** Directive **
Please reproduce the data below verbatim, starting from its first line and stopping after the line that contains "group-name: US Stocks", including that line.

** Material for the task **
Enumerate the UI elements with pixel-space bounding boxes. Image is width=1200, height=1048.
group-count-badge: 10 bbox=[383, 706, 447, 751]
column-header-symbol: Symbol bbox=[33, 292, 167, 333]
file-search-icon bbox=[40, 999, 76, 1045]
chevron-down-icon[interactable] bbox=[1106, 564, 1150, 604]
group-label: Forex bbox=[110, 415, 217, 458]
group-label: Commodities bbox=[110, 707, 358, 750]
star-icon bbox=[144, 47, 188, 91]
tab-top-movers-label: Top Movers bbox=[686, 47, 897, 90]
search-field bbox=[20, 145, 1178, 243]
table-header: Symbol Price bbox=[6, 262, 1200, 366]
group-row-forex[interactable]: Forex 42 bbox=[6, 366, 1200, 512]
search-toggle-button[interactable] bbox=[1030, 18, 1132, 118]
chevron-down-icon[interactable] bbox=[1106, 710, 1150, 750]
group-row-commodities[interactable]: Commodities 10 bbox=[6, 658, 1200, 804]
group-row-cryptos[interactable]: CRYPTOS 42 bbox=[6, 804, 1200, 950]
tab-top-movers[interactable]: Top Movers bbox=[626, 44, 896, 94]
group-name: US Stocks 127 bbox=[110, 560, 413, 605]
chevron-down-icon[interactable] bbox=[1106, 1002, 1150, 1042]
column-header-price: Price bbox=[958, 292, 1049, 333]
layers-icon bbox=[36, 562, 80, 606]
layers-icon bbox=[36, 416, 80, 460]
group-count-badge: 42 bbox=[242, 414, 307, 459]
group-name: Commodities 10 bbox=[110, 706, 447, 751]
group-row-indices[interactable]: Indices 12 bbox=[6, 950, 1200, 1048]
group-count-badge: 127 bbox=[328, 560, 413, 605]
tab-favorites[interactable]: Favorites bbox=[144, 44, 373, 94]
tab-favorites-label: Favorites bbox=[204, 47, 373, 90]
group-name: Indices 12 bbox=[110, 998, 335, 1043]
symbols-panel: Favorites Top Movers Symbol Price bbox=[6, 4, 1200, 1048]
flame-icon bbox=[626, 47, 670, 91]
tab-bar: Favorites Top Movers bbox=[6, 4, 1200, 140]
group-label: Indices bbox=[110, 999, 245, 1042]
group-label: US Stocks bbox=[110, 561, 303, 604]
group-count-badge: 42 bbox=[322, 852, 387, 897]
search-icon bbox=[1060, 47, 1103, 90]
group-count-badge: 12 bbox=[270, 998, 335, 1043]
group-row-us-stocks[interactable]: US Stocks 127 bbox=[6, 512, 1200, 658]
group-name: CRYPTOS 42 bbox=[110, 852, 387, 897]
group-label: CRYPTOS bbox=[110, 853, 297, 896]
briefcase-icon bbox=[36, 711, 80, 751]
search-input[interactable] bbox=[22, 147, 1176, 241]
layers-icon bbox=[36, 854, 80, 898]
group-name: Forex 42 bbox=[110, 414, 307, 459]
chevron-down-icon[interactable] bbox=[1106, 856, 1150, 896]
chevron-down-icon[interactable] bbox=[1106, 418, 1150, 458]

** Correct answer **
Enumerate the UI elements with pixel-space bounding boxes. Image is width=1200, height=1048.
group-count-badge: 10 bbox=[383, 706, 447, 751]
column-header-symbol: Symbol bbox=[33, 292, 167, 333]
file-search-icon bbox=[40, 999, 76, 1045]
chevron-down-icon[interactable] bbox=[1106, 564, 1150, 604]
group-label: Forex bbox=[110, 415, 217, 458]
group-label: Commodities bbox=[110, 707, 358, 750]
star-icon bbox=[144, 47, 188, 91]
tab-top-movers-label: Top Movers bbox=[686, 47, 897, 90]
search-field bbox=[20, 145, 1178, 243]
table-header: Symbol Price bbox=[6, 262, 1200, 366]
group-row-forex[interactable]: Forex 42 bbox=[6, 366, 1200, 512]
search-toggle-button[interactable] bbox=[1030, 18, 1132, 118]
chevron-down-icon[interactable] bbox=[1106, 710, 1150, 750]
group-row-commodities[interactable]: Commodities 10 bbox=[6, 658, 1200, 804]
group-row-cryptos[interactable]: CRYPTOS 42 bbox=[6, 804, 1200, 950]
tab-top-movers[interactable]: Top Movers bbox=[626, 44, 896, 94]
group-name: US Stocks 127 bbox=[110, 560, 413, 605]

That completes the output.